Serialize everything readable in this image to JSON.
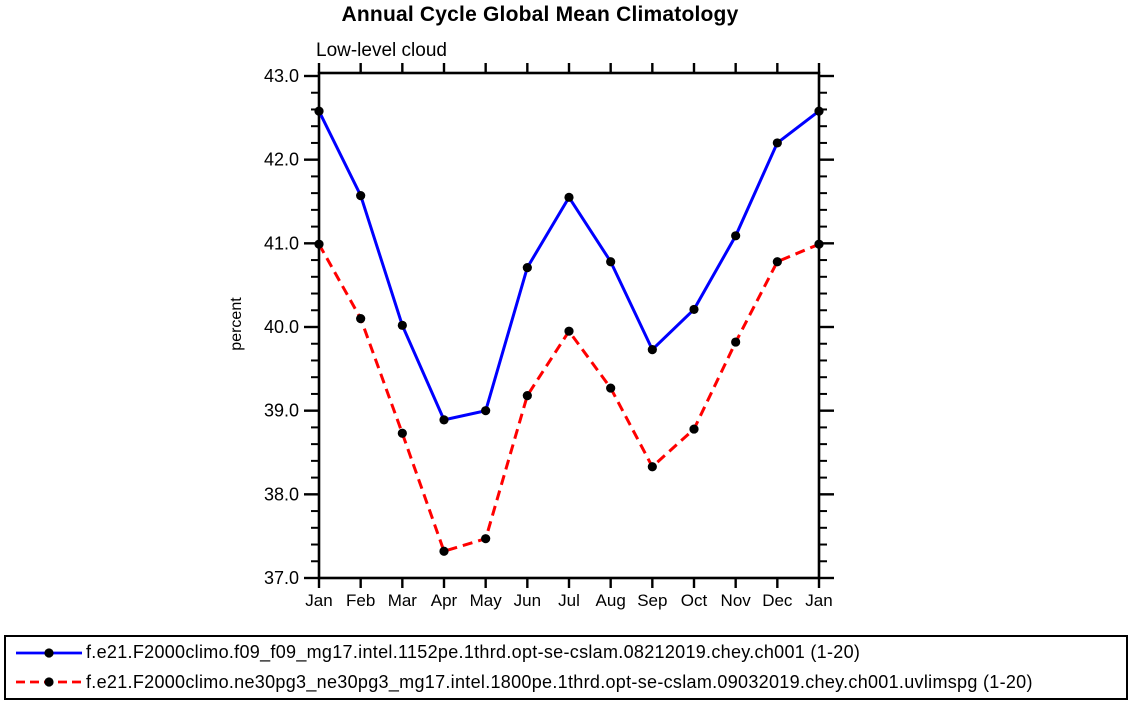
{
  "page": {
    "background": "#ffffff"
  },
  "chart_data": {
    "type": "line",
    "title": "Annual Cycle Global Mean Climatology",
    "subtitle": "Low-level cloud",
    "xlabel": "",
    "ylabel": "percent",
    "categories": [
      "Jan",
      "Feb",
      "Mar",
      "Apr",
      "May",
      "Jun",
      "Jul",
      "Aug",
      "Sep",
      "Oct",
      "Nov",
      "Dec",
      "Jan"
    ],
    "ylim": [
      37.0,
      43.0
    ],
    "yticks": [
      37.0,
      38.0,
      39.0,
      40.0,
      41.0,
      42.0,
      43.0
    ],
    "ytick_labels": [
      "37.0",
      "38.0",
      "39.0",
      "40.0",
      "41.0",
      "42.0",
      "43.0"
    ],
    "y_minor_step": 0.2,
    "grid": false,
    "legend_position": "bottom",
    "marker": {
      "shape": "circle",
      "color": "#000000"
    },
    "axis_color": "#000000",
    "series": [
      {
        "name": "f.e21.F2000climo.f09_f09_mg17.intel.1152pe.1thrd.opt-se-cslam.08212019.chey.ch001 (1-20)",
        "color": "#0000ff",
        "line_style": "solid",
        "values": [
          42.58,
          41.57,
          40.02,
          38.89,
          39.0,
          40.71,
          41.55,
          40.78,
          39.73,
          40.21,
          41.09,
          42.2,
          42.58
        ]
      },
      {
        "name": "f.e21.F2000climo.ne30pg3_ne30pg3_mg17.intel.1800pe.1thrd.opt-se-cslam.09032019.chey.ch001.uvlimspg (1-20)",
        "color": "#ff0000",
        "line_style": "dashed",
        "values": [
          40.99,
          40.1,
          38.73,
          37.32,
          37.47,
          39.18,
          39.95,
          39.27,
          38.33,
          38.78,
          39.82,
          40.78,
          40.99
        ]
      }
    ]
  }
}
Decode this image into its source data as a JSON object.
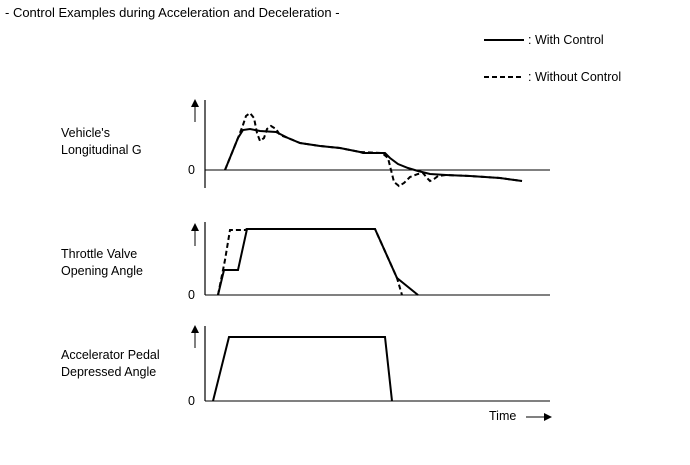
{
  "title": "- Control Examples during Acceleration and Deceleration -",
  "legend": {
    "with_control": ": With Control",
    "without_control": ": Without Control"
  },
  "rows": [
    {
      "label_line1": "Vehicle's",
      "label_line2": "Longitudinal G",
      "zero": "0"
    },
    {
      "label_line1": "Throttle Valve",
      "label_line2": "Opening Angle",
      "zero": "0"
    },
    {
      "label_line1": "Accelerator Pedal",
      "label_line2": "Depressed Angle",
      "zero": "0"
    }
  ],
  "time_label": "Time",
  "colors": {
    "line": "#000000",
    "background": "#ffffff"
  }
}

> [What this task involves] Leave the pictures out and reproduce each record exactly as written.

> [Task result]
Serialize everything readable in this image to JSON.
{
  "page": {
    "background": "#ffffff"
  },
  "chart_data": {
    "type": "line",
    "title": "Annual Cycle Global Mean Climatology",
    "subtitle": "Low-level cloud",
    "xlabel": "",
    "ylabel": "percent",
    "categories": [
      "Jan",
      "Feb",
      "Mar",
      "Apr",
      "May",
      "Jun",
      "Jul",
      "Aug",
      "Sep",
      "Oct",
      "Nov",
      "Dec",
      "Jan"
    ],
    "ylim": [
      37.0,
      43.0
    ],
    "yticks": [
      37.0,
      38.0,
      39.0,
      40.0,
      41.0,
      42.0,
      43.0
    ],
    "ytick_labels": [
      "37.0",
      "38.0",
      "39.0",
      "40.0",
      "41.0",
      "42.0",
      "43.0"
    ],
    "y_minor_step": 0.2,
    "grid": false,
    "legend_position": "bottom",
    "marker": {
      "shape": "circle",
      "color": "#000000"
    },
    "axis_color": "#000000",
    "series": [
      {
        "name": "f.e21.F2000climo.f09_f09_mg17.intel.1152pe.1thrd.opt-se-cslam.08212019.chey.ch001 (1-20)",
        "color": "#0000ff",
        "line_style": "solid",
        "values": [
          42.58,
          41.57,
          40.02,
          38.89,
          39.0,
          40.71,
          41.55,
          40.78,
          39.73,
          40.21,
          41.09,
          42.2,
          42.58
        ]
      },
      {
        "name": "f.e21.F2000climo.ne30pg3_ne30pg3_mg17.intel.1800pe.1thrd.opt-se-cslam.09032019.chey.ch001.uvlimspg (1-20)",
        "color": "#ff0000",
        "line_style": "dashed",
        "values": [
          40.99,
          40.1,
          38.73,
          37.32,
          37.47,
          39.18,
          39.95,
          39.27,
          38.33,
          38.78,
          39.82,
          40.78,
          40.99
        ]
      }
    ]
  }
}
Decode this image into its source data as a JSON object.
{
  "title": "- Control Examples during Acceleration and Deceleration -",
  "legend": {
    "with_control": ": With Control",
    "without_control": ": Without Control"
  },
  "rows": [
    {
      "label_line1": "Vehicle's",
      "label_line2": "Longitudinal G",
      "zero": "0"
    },
    {
      "label_line1": "Throttle Valve",
      "label_line2": "Opening Angle",
      "zero": "0"
    },
    {
      "label_line1": "Accelerator Pedal",
      "label_line2": "Depressed Angle",
      "zero": "0"
    }
  ],
  "time_label": "Time",
  "colors": {
    "line": "#000000",
    "background": "#ffffff"
  }
}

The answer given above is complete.